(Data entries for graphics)
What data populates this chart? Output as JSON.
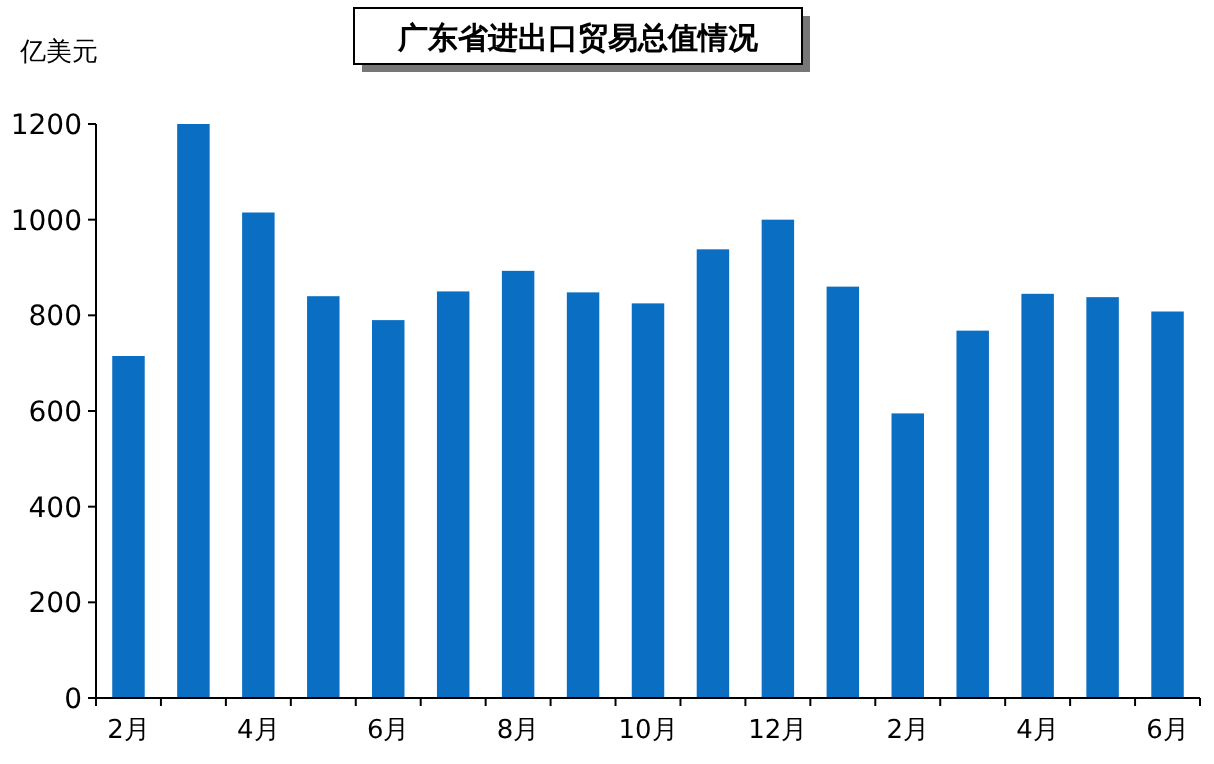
{
  "chart_data": {
    "type": "bar",
    "title": "广东省进出口贸易总值情况",
    "ylabel": "亿美元",
    "categories": [
      "2月",
      null,
      "4月",
      null,
      "6月",
      null,
      "8月",
      null,
      "10月",
      null,
      "12月",
      null,
      "2月",
      null,
      "4月",
      null,
      "6月"
    ],
    "values": [
      715,
      1200,
      1015,
      840,
      790,
      850,
      893,
      848,
      825,
      938,
      1000,
      860,
      595,
      768,
      845,
      838,
      808
    ],
    "color": "#0a6fc2",
    "ylim": [
      0,
      1200
    ],
    "yticks": [
      0,
      200,
      400,
      600,
      800,
      1000,
      1200
    ],
    "grid": false
  }
}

▶ _What you will do_
Every entry above is to be set down exactly; the pictures are to be left out.

▶ _Result for this task_
What data populates this chart? Output as JSON.
{
  "chart_data": {
    "type": "bar",
    "title": "广东省进出口贸易总值情况",
    "ylabel": "亿美元",
    "categories": [
      "2月",
      null,
      "4月",
      null,
      "6月",
      null,
      "8月",
      null,
      "10月",
      null,
      "12月",
      null,
      "2月",
      null,
      "4月",
      null,
      "6月"
    ],
    "values": [
      715,
      1200,
      1015,
      840,
      790,
      850,
      893,
      848,
      825,
      938,
      1000,
      860,
      595,
      768,
      845,
      838,
      808
    ],
    "color": "#0a6fc2",
    "ylim": [
      0,
      1200
    ],
    "yticks": [
      0,
      200,
      400,
      600,
      800,
      1000,
      1200
    ],
    "grid": false
  }
}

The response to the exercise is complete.